--- Directions ---
Copy down every line where the string "value" shows up.

--- Extracted information ---

========

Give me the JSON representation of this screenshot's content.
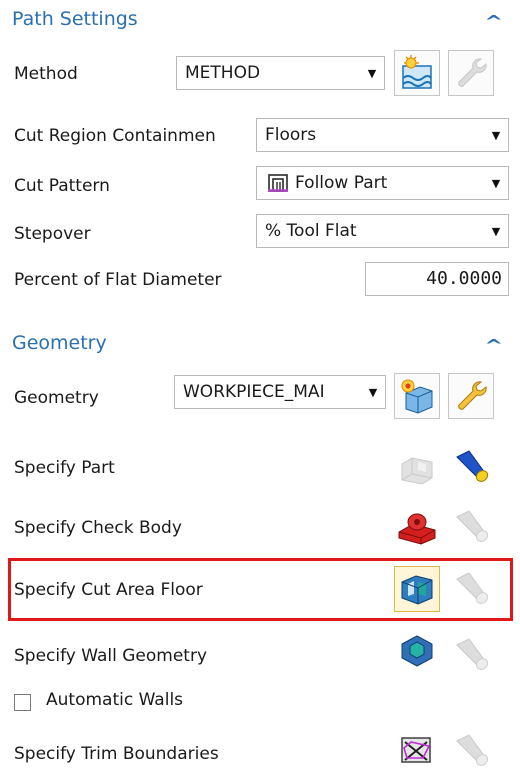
{
  "path_settings": {
    "title": "Path Settings",
    "collapse_icon": "chevron-up-icon",
    "method": {
      "label": "Method",
      "value": "METHOD"
    },
    "cut_region": {
      "label": "Cut Region Containmen",
      "value": "Floors"
    },
    "cut_pattern": {
      "label": "Cut Pattern",
      "value": "Follow Part"
    },
    "stepover": {
      "label": "Stepover",
      "value": "% Tool Flat"
    },
    "percent_flat": {
      "label": "Percent of Flat Diameter",
      "value": "40.0000"
    }
  },
  "geometry": {
    "title": "Geometry",
    "collapse_icon": "chevron-up-icon",
    "geometry": {
      "label": "Geometry",
      "value": "WORKPIECE_MAI"
    },
    "specify_part": {
      "label": "Specify Part"
    },
    "specify_check_body": {
      "label": "Specify Check Body"
    },
    "specify_cut_area_floor": {
      "label": "Specify Cut Area Floor",
      "highlighted": true
    },
    "specify_wall_geometry": {
      "label": "Specify Wall Geometry"
    },
    "automatic_walls": {
      "label": "Automatic Walls",
      "checked": false
    },
    "specify_trim_boundaries": {
      "label": "Specify Trim Boundaries"
    }
  },
  "colors": {
    "section_title": "#2b6fb3",
    "highlight_border": "#e01818"
  }
}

========

--- Final result ---
      "value": "METHOD"
      "value": "Floors"
      "value": "Follow Part"
      "value": "% Tool Flat"
      "value": "40.0000"
      "value": "WORKPIECE_MAI"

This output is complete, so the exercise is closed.